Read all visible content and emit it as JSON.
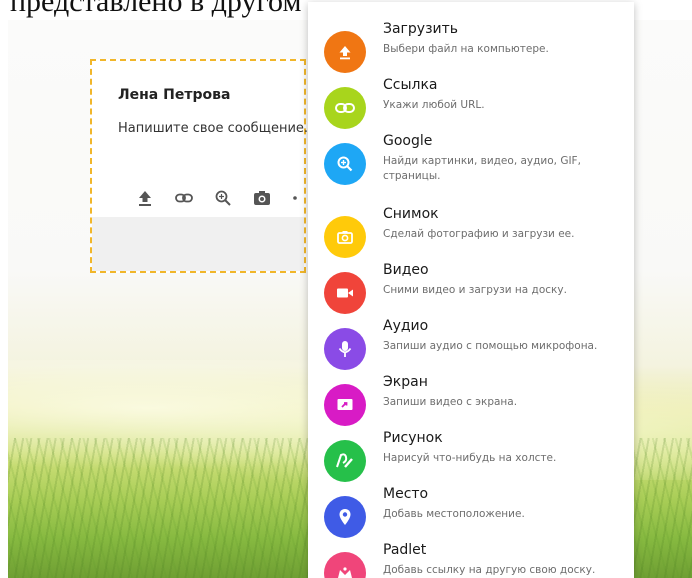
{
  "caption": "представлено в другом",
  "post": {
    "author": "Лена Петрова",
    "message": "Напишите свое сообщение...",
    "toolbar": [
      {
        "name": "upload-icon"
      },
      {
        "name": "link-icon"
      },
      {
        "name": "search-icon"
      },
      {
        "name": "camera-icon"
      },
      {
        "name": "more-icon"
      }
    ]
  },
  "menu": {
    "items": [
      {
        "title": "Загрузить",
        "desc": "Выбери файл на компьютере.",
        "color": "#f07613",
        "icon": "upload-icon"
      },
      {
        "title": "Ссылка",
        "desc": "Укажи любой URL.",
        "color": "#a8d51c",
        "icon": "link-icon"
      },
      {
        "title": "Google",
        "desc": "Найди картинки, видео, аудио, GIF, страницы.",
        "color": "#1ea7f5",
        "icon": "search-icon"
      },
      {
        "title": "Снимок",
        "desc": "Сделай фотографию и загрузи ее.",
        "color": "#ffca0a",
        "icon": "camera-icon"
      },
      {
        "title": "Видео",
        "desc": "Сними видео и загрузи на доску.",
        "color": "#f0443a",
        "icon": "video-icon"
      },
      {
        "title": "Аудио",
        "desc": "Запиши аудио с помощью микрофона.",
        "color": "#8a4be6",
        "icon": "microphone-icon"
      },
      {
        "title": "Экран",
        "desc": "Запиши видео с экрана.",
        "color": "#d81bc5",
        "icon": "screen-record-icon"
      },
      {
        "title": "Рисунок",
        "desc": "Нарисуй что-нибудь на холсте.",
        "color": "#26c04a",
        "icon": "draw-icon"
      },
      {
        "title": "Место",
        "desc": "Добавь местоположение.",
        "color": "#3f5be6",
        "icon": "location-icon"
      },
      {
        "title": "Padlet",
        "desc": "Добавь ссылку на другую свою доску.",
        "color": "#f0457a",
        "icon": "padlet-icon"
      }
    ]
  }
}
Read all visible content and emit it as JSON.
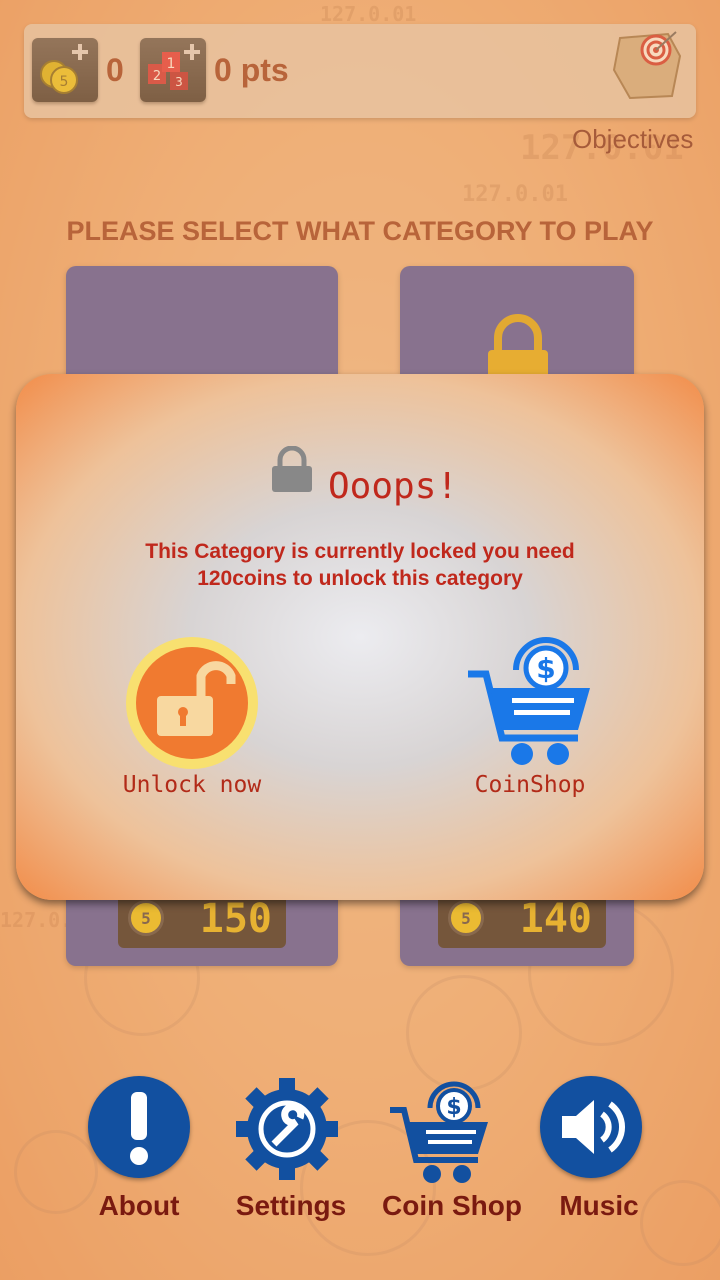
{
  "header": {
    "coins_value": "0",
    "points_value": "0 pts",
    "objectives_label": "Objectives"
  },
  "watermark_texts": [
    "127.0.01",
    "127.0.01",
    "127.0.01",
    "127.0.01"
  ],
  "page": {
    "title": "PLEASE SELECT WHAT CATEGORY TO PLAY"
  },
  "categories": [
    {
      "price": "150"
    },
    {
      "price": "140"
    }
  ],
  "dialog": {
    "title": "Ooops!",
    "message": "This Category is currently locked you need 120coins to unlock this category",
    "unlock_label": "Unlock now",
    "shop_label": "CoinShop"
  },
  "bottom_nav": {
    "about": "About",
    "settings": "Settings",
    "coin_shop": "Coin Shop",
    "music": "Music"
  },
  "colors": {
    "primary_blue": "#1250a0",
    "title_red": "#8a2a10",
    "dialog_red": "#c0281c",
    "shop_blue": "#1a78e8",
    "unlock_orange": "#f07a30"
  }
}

+ + + +

Challenge. Transcribe the records above exactly, leaving out every picture.

Written response.
Read all visible content and emit it as JSON.
{
  "caption": "представлено в другом",
  "post": {
    "author": "Лена Петрова",
    "message": "Напишите свое сообщение...",
    "toolbar": [
      {
        "name": "upload-icon"
      },
      {
        "name": "link-icon"
      },
      {
        "name": "search-icon"
      },
      {
        "name": "camera-icon"
      },
      {
        "name": "more-icon"
      }
    ]
  },
  "menu": {
    "items": [
      {
        "title": "Загрузить",
        "desc": "Выбери файл на компьютере.",
        "color": "#f07613",
        "icon": "upload-icon"
      },
      {
        "title": "Ссылка",
        "desc": "Укажи любой URL.",
        "color": "#a8d51c",
        "icon": "link-icon"
      },
      {
        "title": "Google",
        "desc": "Найди картинки, видео, аудио, GIF, страницы.",
        "color": "#1ea7f5",
        "icon": "search-icon"
      },
      {
        "title": "Снимок",
        "desc": "Сделай фотографию и загрузи ее.",
        "color": "#ffca0a",
        "icon": "camera-icon"
      },
      {
        "title": "Видео",
        "desc": "Сними видео и загрузи на доску.",
        "color": "#f0443a",
        "icon": "video-icon"
      },
      {
        "title": "Аудио",
        "desc": "Запиши аудио с помощью микрофона.",
        "color": "#8a4be6",
        "icon": "microphone-icon"
      },
      {
        "title": "Экран",
        "desc": "Запиши видео с экрана.",
        "color": "#d81bc5",
        "icon": "screen-record-icon"
      },
      {
        "title": "Рисунок",
        "desc": "Нарисуй что-нибудь на холсте.",
        "color": "#26c04a",
        "icon": "draw-icon"
      },
      {
        "title": "Место",
        "desc": "Добавь местоположение.",
        "color": "#3f5be6",
        "icon": "location-icon"
      },
      {
        "title": "Padlet",
        "desc": "Добавь ссылку на другую свою доску.",
        "color": "#f0457a",
        "icon": "padlet-icon"
      }
    ]
  }
}
Read all visible content and emit it as JSON.
{
  "header": {
    "coins_value": "0",
    "points_value": "0 pts",
    "objectives_label": "Objectives"
  },
  "watermark_texts": [
    "127.0.01",
    "127.0.01",
    "127.0.01",
    "127.0.01"
  ],
  "page": {
    "title": "PLEASE SELECT WHAT CATEGORY TO PLAY"
  },
  "categories": [
    {
      "price": "150"
    },
    {
      "price": "140"
    }
  ],
  "dialog": {
    "title": "Ooops!",
    "message": "This Category is currently locked you need 120coins to unlock this category",
    "unlock_label": "Unlock now",
    "shop_label": "CoinShop"
  },
  "bottom_nav": {
    "about": "About",
    "settings": "Settings",
    "coin_shop": "Coin Shop",
    "music": "Music"
  },
  "colors": {
    "primary_blue": "#1250a0",
    "title_red": "#8a2a10",
    "dialog_red": "#c0281c",
    "shop_blue": "#1a78e8",
    "unlock_orange": "#f07a30"
  }
}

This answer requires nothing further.